[Entries from a dataset]

-- Begin --

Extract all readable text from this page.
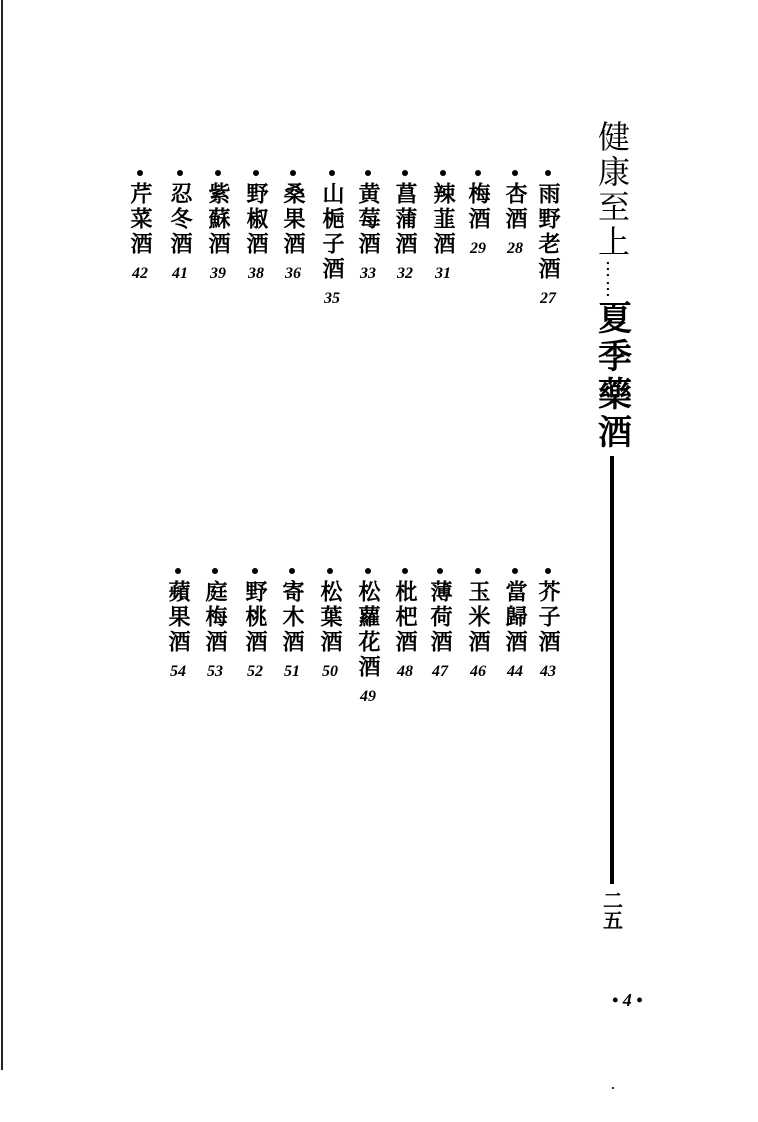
健康至上
……
夏季藥酒
二五
雨野老酒
27
杏酒
28
梅酒
29
辣韮酒
31
菖蒲酒
32
黄莓酒
33
山梔子酒
35
桑果酒
36
野椒酒
38
紫蘇酒
39
忍冬酒
41
芹菜酒
42
芥子酒
43
當歸酒
44
玉米酒
46
薄荷酒
47
枇杷酒
48
松蘿花酒
49
松葉酒
50
寄木酒
51
野桃酒
52
庭梅酒
53
蘋果酒
54
• 4 •
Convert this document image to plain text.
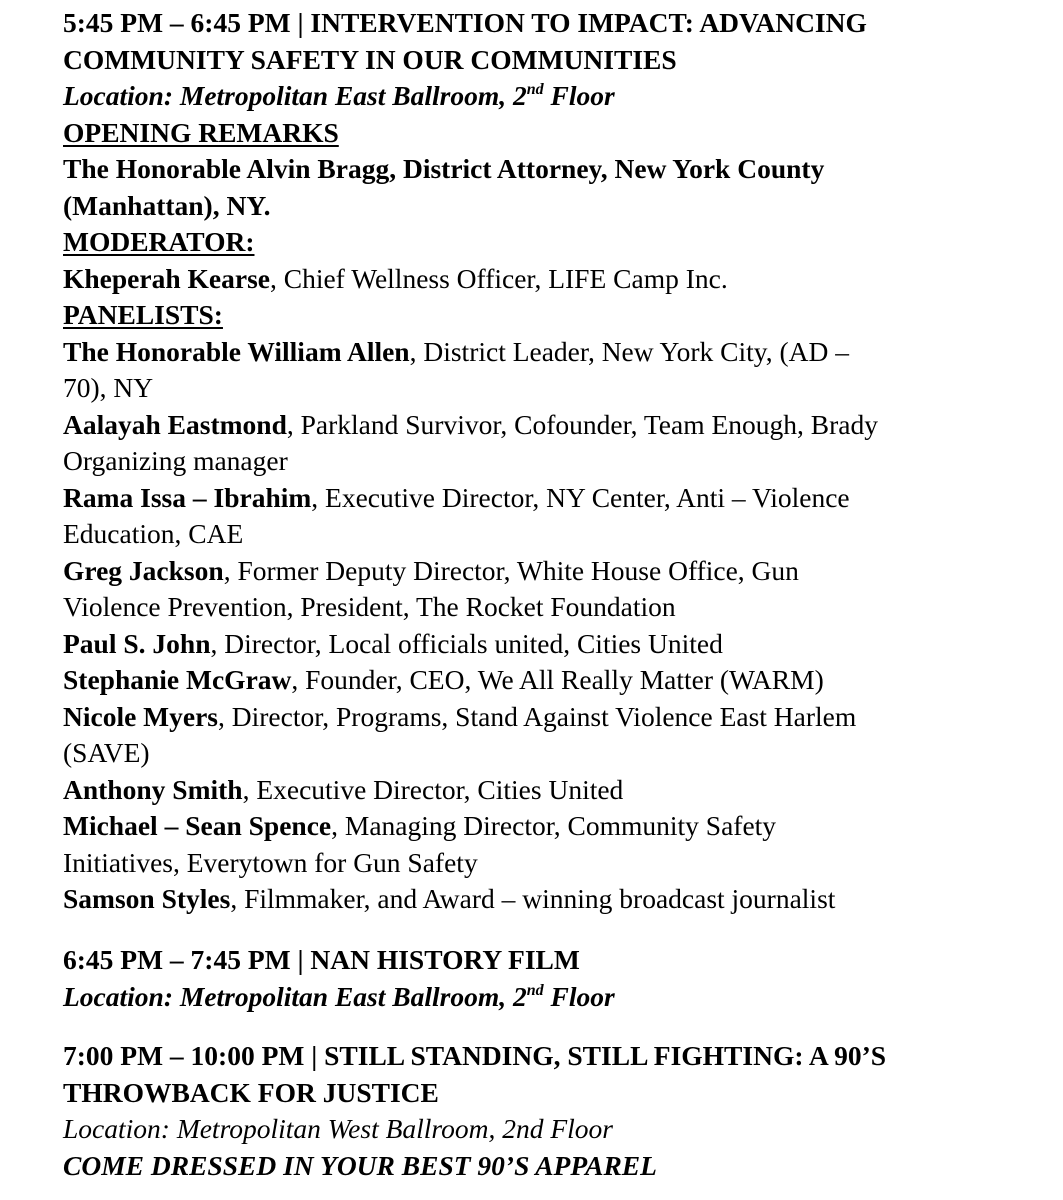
5:45 PM – 6:45 PM | INTERVENTION TO IMPACT: ADVANCING
COMMUNITY SAFETY IN OUR COMMUNITIES
Location: Metropolitan East Ballroom, 2nd Floor
OPENING REMARKS
The Honorable Alvin Bragg, District Attorney, New York County
(Manhattan), NY.
MODERATOR:
Kheperah Kearse, Chief Wellness Officer, LIFE Camp Inc.
PANELISTS:
The Honorable William Allen, District Leader, New York City, (AD –
70), NY
Aalayah Eastmond, Parkland Survivor, Cofounder, Team Enough, Brady
Organizing manager
Rama Issa – Ibrahim, Executive Director, NY Center, Anti – Violence
Education, CAE
Greg Jackson, Former Deputy Director, White House Office, Gun
Violence Prevention, President, The Rocket Foundation
Paul S. John, Director, Local officials united, Cities United
Stephanie McGraw, Founder, CEO, We All Really Matter (WARM)
Nicole Myers, Director, Programs, Stand Against Violence East Harlem
(SAVE)
Anthony Smith, Executive Director, Cities United
Michael – Sean Spence, Managing Director, Community Safety
Initiatives, Everytown for Gun Safety
Samson Styles, Filmmaker, and Award – winning broadcast journalist
6:45 PM – 7:45 PM | NAN HISTORY FILM
Location: Metropolitan East Ballroom, 2nd Floor
7:00 PM – 10:00 PM | STILL STANDING, STILL FIGHTING: A 90’S
THROWBACK FOR JUSTICE
Location: Metropolitan West Ballroom, 2nd Floor
COME DRESSED IN YOUR BEST 90’S APPAREL
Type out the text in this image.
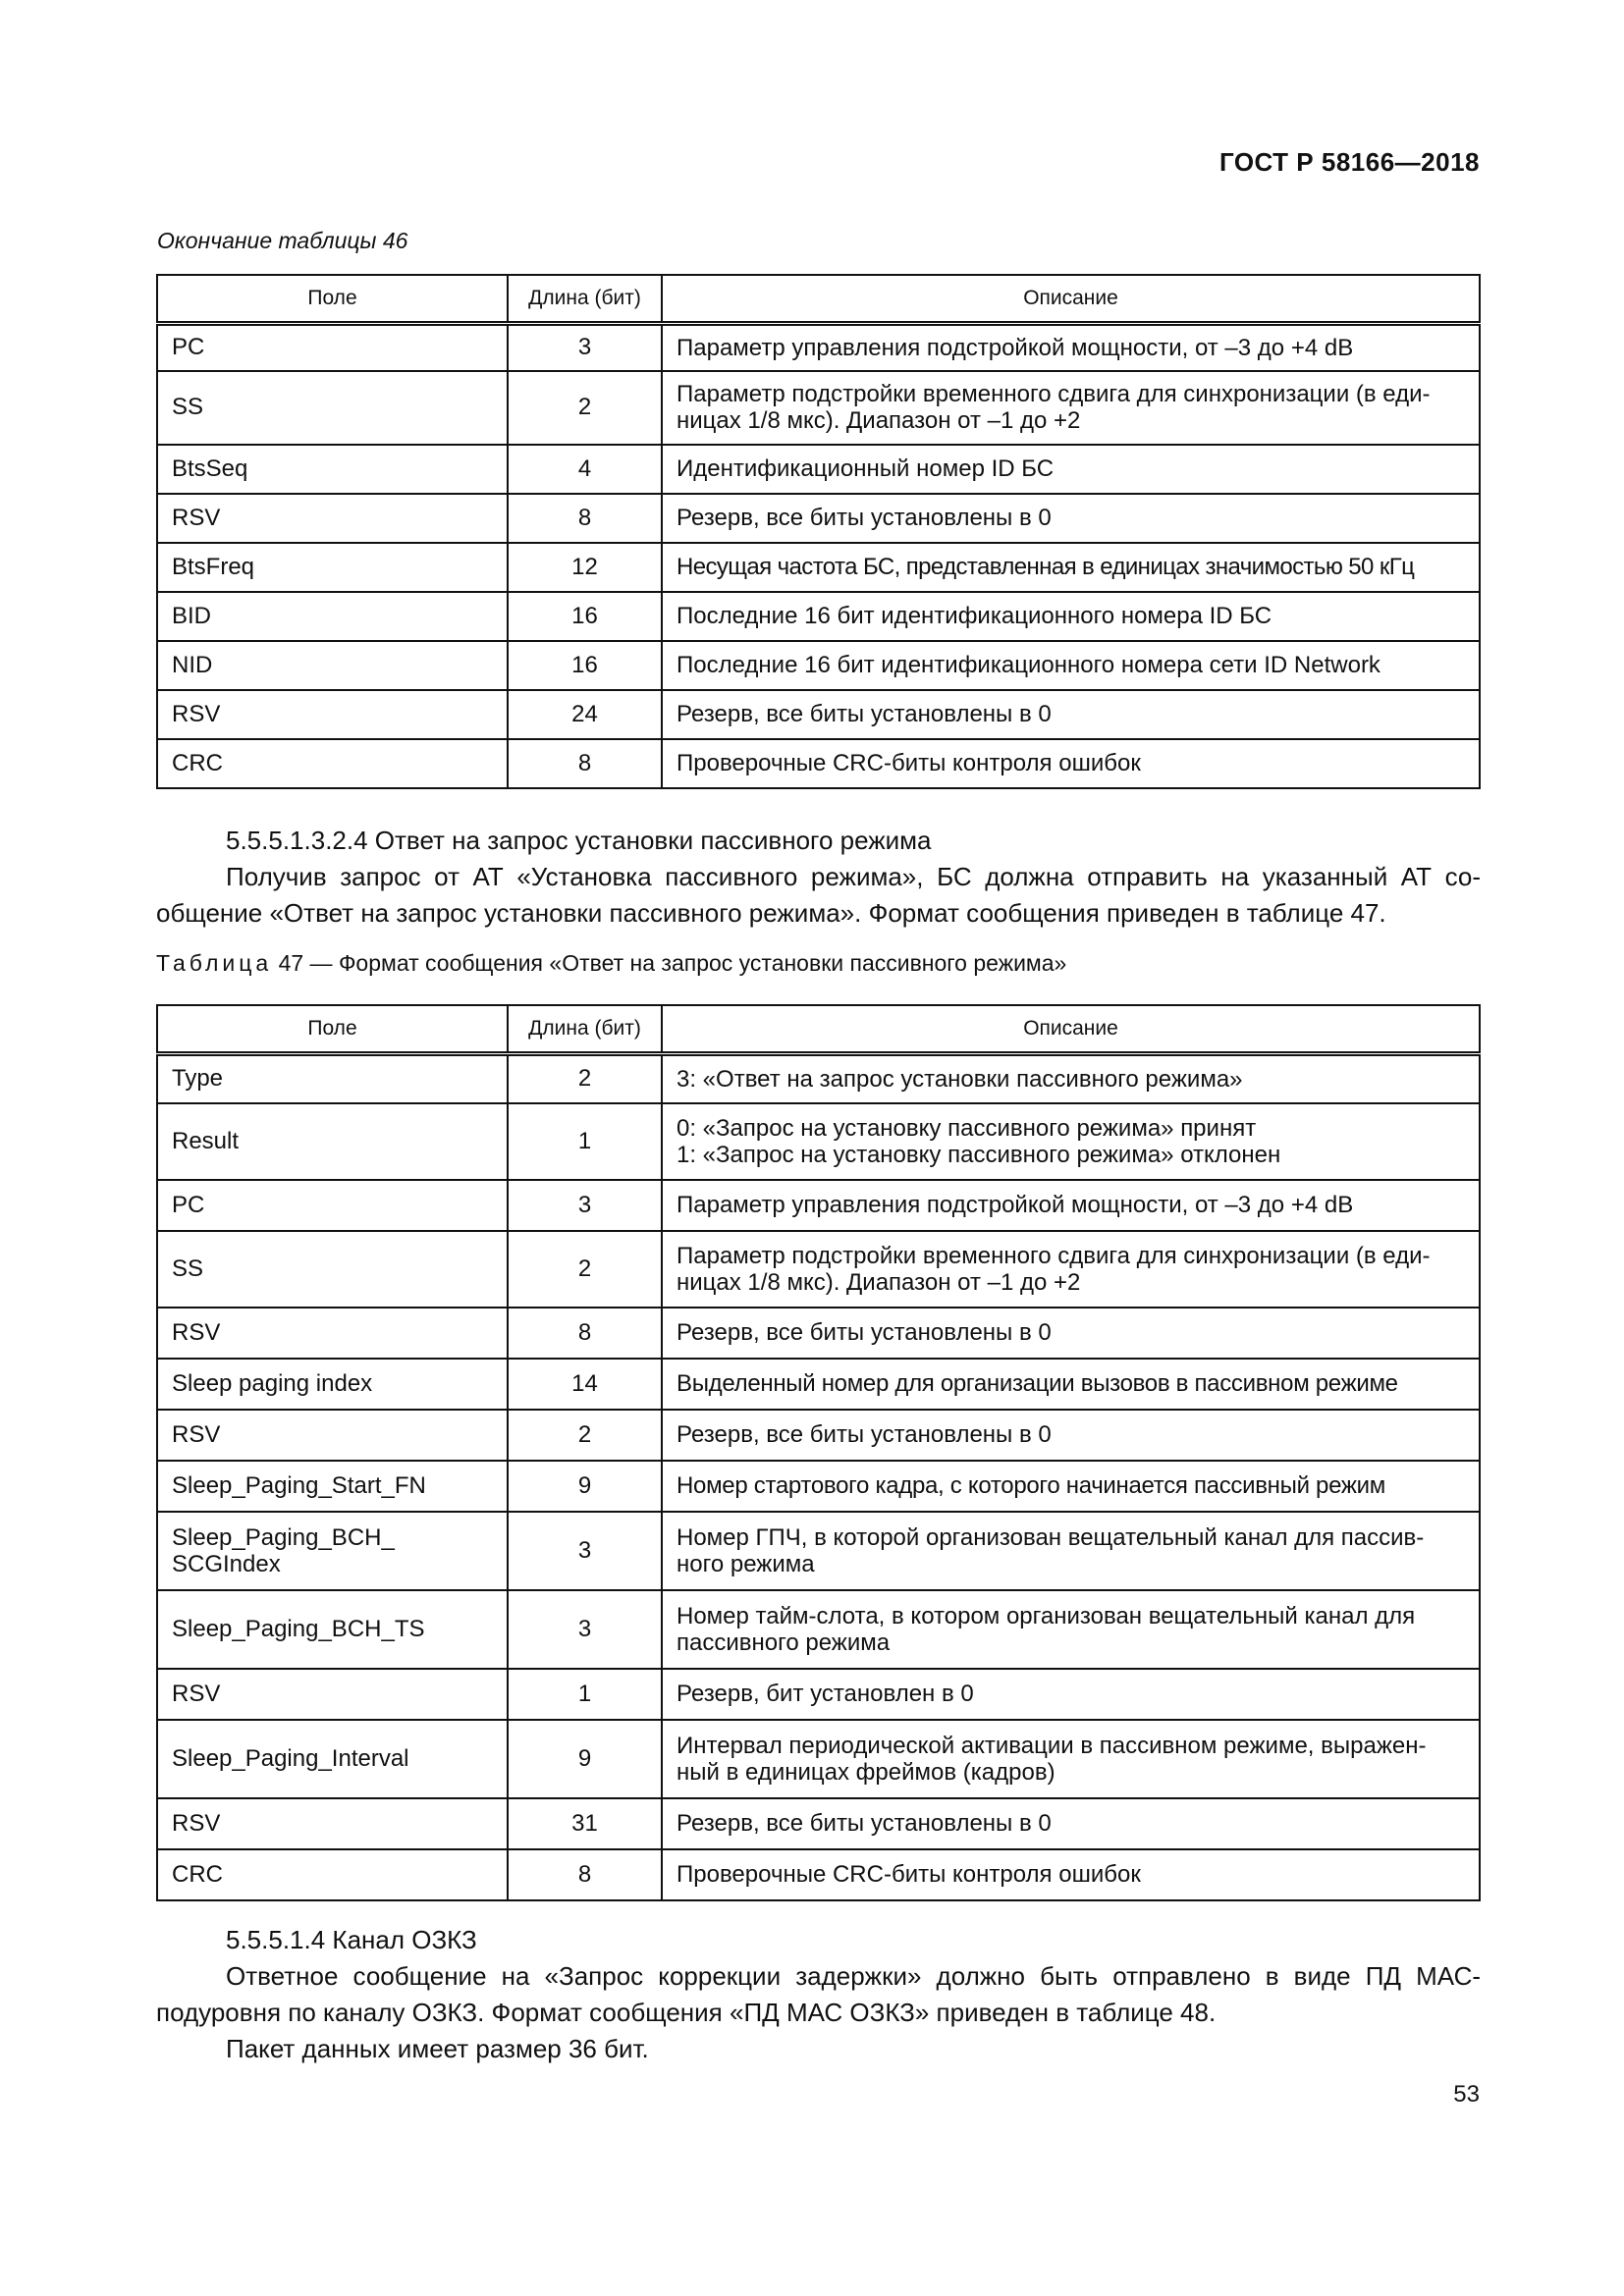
ГОСТ Р 58166—2018
Окончание таблицы 46
Поле	Длина (бит)	Описание
PC	3	Параметр управления подстройкой мощности, от –3 до +4 dB
SS	2	Параметр подстройки временного сдвига для синхронизации (в еди-
ницах 1/8 мкс). Диапазон от –1 до +2
BtsSeq	4	Идентификационный номер ID БС
RSV	8	Резерв, все биты установлены в 0
BtsFreq	12	Несущая частота БС, представленная в единицах значимостью 50 кГц
BID	16	Последние 16 бит идентификационного номера ID БС
NID	16	Последние 16 бит идентификационного номера сети ID Network
RSV	24	Резерв, все биты установлены в 0
CRC	8	Проверочные CRC-биты контроля ошибок

5.5.5.1.3.2.4 Ответ на запрос установки пассивного режима

Получив запрос от АТ «Установка пассивного режима», БС должна отправить на указанный АТ со-общение «Ответ на запрос установки пассивного режима». Формат сообщения приведен в таблице 47.

Таблица 47 — Формат сообщения «Ответ на запрос установки пассивного режима»
Поле	Длина (бит)	Описание
Type	2	3: «Ответ на запрос установки пассивного режима»
Result	1	0: «Запрос на установку пассивного режима» принят
1: «Запрос на установку пассивного режима» отклонен
PC	3	Параметр управления подстройкой мощности, от –3 до +4 dB
SS	2	Параметр подстройки временного сдвига для синхронизации (в еди-
ницах 1/8 мкс). Диапазон от –1 до +2
RSV	8	Резерв, все биты установлены в 0
Sleep paging index	14	Выделенный номер для организации вызовов в пассивном режиме
RSV	2	Резерв, все биты установлены в 0
Sleep_Paging_Start_FN	9	Номер стартового кадра, с которого начинается пассивный режим
Sleep_Paging_BCH_
SCGIndex	3	Номер ГПЧ, в которой организован вещательный канал для пассив-
ного режима
Sleep_Paging_BCH_TS	3	Номер тайм-слота, в котором организован вещательный канал для
пассивного режима
RSV	1	Резерв, бит установлен в 0
Sleep_Paging_Interval	9	Интервал периодической активации в пассивном режиме, выражен-
ный в единицах фреймов (кадров)
RSV	31	Резерв, все биты установлены в 0
CRC	8	Проверочные CRC-биты контроля ошибок

5.5.5.1.4 Канал ОЗКЗ

Ответное сообщение на «Запрос коррекции задержки» должно быть отправлено в виде ПД МАС-подуровня по каналу ОЗКЗ. Формат сообщения «ПД МАС ОЗКЗ» приведен в таблице 48.

Пакет данных имеет размер 36 бит.

53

-- End --

Instructions to follow: Quote the data exactly, leaving every image out of the copy.

Task answer:
Extract all readable text from this page.
健康至上
……
夏季藥酒
二五
雨野老酒
27
杏酒
28
梅酒
29
辣韮酒
31
菖蒲酒
32
黄莓酒
33
山梔子酒
35
桑果酒
36
野椒酒
38
紫蘇酒
39
忍冬酒
41
芹菜酒
42
芥子酒
43
當歸酒
44
玉米酒
46
薄荷酒
47
枇杷酒
48
松蘿花酒
49
松葉酒
50
寄木酒
51
野桃酒
52
庭梅酒
53
蘋果酒
54
• 4 •
Convert this document image to plain text.
5:45 PM – 6:45 PM | INTERVENTION TO IMPACT: ADVANCING
COMMUNITY SAFETY IN OUR COMMUNITIES
Location: Metropolitan East Ballroom, 2nd Floor
OPENING REMARKS
The Honorable Alvin Bragg, District Attorney, New York County
(Manhattan), NY.
MODERATOR:
Kheperah Kearse, Chief Wellness Officer, LIFE Camp Inc.
PANELISTS:
The Honorable William Allen, District Leader, New York City, (AD –
70), NY
Aalayah Eastmond, Parkland Survivor, Cofounder, Team Enough, Brady
Organizing manager
Rama Issa – Ibrahim, Executive Director, NY Center, Anti – Violence
Education, CAE
Greg Jackson, Former Deputy Director, White House Office, Gun
Violence Prevention, President, The Rocket Foundation
Paul S. John, Director, Local officials united, Cities United
Stephanie McGraw, Founder, CEO, We All Really Matter (WARM)
Nicole Myers, Director, Programs, Stand Against Violence East Harlem
(SAVE)
Anthony Smith, Executive Director, Cities United
Michael – Sean Spence, Managing Director, Community Safety
Initiatives, Everytown for Gun Safety
Samson Styles, Filmmaker, and Award – winning broadcast journalist
6:45 PM – 7:45 PM | NAN HISTORY FILM
Location: Metropolitan East Ballroom, 2nd Floor
7:00 PM – 10:00 PM | STILL STANDING, STILL FIGHTING: A 90’S
THROWBACK FOR JUSTICE
Location: Metropolitan West Ballroom, 2nd Floor
COME DRESSED IN YOUR BEST 90’S APPAREL
Type out the text in this image.
ГОСТ Р 58166—2018
Окончание таблицы 46
Поле	Длина (бит)	Описание
PC	3	Параметр управления подстройкой мощности, от –3 до +4 dB
SS	2	Параметр подстройки временного сдвига для синхронизации (в еди-
ницах 1/8 мкс). Диапазон от –1 до +2
BtsSeq	4	Идентификационный номер ID БС
RSV	8	Резерв, все биты установлены в 0
BtsFreq	12	Несущая частота БС, представленная в единицах значимостью 50 кГц
BID	16	Последние 16 бит идентификационного номера ID БС
NID	16	Последние 16 бит идентификационного номера сети ID Network
RSV	24	Резерв, все биты установлены в 0
CRC	8	Проверочные CRC-биты контроля ошибок

5.5.5.1.3.2.4 Ответ на запрос установки пассивного режима

Получив запрос от АТ «Установка пассивного режима», БС должна отправить на указанный АТ со-общение «Ответ на запрос установки пассивного режима». Формат сообщения приведен в таблице 47.

Таблица 47 — Формат сообщения «Ответ на запрос установки пассивного режима»
Поле	Длина (бит)	Описание
Type	2	3: «Ответ на запрос установки пассивного режима»
Result	1	0: «Запрос на установку пассивного режима» принят
1: «Запрос на установку пассивного режима» отклонен
PC	3	Параметр управления подстройкой мощности, от –3 до +4 dB
SS	2	Параметр подстройки временного сдвига для синхронизации (в еди-
ницах 1/8 мкс). Диапазон от –1 до +2
RSV	8	Резерв, все биты установлены в 0
Sleep paging index	14	Выделенный номер для организации вызовов в пассивном режиме
RSV	2	Резерв, все биты установлены в 0
Sleep_Paging_Start_FN	9	Номер стартового кадра, с которого начинается пассивный режим
Sleep_Paging_BCH_
SCGIndex	3	Номер ГПЧ, в которой организован вещательный канал для пассив-
ного режима
Sleep_Paging_BCH_TS	3	Номер тайм-слота, в котором организован вещательный канал для
пассивного режима
RSV	1	Резерв, бит установлен в 0
Sleep_Paging_Interval	9	Интервал периодической активации в пассивном режиме, выражен-
ный в единицах фреймов (кадров)
RSV	31	Резерв, все биты установлены в 0
CRC	8	Проверочные CRC-биты контроля ошибок

5.5.5.1.4 Канал ОЗКЗ

Ответное сообщение на «Запрос коррекции задержки» должно быть отправлено в виде ПД МАС-подуровня по каналу ОЗКЗ. Формат сообщения «ПД МАС ОЗКЗ» приведен в таблице 48.

Пакет данных имеет размер 36 бит.

53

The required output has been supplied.